Count how many lines mention the word "ylabel". Write that number alone.

□ □ □ □ □

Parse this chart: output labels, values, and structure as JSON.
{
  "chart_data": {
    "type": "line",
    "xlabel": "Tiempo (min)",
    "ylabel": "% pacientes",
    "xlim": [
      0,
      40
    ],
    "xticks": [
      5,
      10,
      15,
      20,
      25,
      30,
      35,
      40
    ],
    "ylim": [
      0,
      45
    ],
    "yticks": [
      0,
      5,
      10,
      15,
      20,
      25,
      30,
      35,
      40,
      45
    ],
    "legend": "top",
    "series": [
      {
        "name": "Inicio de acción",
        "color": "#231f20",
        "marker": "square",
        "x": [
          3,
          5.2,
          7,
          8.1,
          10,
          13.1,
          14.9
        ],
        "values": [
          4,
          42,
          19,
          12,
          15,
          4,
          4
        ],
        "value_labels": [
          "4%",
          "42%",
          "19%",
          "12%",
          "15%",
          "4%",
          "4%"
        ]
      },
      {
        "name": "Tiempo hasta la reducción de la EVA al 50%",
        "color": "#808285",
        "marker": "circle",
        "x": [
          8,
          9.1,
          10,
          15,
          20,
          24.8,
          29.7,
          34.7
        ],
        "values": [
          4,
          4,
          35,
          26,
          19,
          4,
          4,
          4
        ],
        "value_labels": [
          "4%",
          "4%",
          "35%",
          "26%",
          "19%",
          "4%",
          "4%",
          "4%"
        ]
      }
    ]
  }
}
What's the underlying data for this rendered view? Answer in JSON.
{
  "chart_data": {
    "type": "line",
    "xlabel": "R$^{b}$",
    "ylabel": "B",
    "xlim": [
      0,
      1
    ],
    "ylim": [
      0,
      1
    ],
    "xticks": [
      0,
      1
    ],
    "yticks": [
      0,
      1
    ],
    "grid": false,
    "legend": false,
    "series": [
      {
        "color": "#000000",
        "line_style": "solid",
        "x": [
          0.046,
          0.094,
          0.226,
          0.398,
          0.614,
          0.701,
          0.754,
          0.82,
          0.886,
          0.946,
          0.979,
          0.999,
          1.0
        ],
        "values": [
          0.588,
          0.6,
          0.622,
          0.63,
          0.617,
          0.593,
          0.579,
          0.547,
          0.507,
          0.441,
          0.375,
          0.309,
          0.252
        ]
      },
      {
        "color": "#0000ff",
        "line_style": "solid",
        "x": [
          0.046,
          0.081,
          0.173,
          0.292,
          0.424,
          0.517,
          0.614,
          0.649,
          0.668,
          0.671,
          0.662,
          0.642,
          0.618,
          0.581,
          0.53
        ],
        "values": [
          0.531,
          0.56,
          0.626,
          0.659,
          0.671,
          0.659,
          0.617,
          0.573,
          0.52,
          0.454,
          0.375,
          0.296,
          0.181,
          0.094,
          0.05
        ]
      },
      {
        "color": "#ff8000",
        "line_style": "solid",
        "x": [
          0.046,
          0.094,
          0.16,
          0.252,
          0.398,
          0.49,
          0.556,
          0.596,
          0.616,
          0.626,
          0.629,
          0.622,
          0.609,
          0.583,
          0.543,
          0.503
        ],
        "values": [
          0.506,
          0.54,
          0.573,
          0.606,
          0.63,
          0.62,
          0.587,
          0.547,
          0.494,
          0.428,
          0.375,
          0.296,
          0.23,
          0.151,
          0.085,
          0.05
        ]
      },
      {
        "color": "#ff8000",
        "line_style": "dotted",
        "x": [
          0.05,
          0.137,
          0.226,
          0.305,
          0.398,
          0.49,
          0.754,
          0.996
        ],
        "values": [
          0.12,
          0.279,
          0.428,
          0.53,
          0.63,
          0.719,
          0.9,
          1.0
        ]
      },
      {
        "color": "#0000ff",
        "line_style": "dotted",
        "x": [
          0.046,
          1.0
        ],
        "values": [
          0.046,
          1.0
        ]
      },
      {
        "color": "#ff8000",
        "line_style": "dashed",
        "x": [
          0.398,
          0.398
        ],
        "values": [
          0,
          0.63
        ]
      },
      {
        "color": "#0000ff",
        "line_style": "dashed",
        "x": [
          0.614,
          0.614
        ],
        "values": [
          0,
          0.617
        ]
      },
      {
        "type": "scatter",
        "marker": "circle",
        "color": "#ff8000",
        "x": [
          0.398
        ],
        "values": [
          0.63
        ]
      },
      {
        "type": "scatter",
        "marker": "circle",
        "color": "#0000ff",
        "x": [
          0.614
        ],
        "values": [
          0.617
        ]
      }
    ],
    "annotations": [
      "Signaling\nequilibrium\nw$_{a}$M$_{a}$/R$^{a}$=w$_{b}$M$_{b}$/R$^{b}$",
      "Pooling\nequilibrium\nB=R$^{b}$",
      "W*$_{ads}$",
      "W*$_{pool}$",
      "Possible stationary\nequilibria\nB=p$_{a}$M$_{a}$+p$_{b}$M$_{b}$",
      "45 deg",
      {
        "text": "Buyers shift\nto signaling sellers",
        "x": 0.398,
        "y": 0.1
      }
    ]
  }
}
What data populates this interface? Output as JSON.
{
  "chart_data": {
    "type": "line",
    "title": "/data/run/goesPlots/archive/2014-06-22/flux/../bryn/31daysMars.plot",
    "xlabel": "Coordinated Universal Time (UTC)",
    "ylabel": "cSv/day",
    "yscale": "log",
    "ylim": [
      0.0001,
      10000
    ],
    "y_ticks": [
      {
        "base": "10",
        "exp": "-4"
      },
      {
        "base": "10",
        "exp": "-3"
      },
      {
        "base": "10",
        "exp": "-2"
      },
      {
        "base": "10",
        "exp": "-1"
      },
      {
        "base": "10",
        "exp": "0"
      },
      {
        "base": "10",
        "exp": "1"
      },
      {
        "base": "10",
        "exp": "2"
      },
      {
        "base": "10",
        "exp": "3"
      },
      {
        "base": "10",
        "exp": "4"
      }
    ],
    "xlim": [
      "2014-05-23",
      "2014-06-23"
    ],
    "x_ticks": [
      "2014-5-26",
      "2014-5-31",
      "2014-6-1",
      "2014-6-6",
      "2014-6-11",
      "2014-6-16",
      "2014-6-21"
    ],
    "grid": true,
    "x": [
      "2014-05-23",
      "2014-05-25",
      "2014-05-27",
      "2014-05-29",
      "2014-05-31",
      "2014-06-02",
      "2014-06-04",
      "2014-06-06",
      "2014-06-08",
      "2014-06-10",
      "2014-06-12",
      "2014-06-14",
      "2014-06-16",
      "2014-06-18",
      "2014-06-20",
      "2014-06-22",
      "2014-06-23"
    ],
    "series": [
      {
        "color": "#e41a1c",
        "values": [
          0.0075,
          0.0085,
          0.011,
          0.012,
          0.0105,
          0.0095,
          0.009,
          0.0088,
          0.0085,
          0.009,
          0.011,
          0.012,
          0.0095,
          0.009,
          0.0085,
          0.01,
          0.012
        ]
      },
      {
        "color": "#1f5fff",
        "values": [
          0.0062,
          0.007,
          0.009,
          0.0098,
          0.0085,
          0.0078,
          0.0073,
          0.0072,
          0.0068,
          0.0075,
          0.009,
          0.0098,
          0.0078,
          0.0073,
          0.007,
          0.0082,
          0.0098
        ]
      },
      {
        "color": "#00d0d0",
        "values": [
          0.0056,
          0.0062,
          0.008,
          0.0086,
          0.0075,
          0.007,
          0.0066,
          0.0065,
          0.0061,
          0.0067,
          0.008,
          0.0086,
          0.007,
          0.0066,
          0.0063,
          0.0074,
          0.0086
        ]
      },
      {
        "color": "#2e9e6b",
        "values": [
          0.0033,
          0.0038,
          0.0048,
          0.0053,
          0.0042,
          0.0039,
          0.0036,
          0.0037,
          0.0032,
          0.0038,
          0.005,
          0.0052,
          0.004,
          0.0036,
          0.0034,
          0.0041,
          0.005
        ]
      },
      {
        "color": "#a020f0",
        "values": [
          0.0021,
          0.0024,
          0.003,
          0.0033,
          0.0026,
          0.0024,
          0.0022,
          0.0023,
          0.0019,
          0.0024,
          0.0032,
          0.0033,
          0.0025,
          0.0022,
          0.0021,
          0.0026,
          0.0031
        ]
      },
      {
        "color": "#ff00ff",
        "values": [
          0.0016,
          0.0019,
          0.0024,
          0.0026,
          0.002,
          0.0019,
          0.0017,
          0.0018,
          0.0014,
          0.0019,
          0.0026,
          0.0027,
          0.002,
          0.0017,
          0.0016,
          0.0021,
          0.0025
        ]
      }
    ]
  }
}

□ □ □ □ □

COMPLETE OUTPUT: 3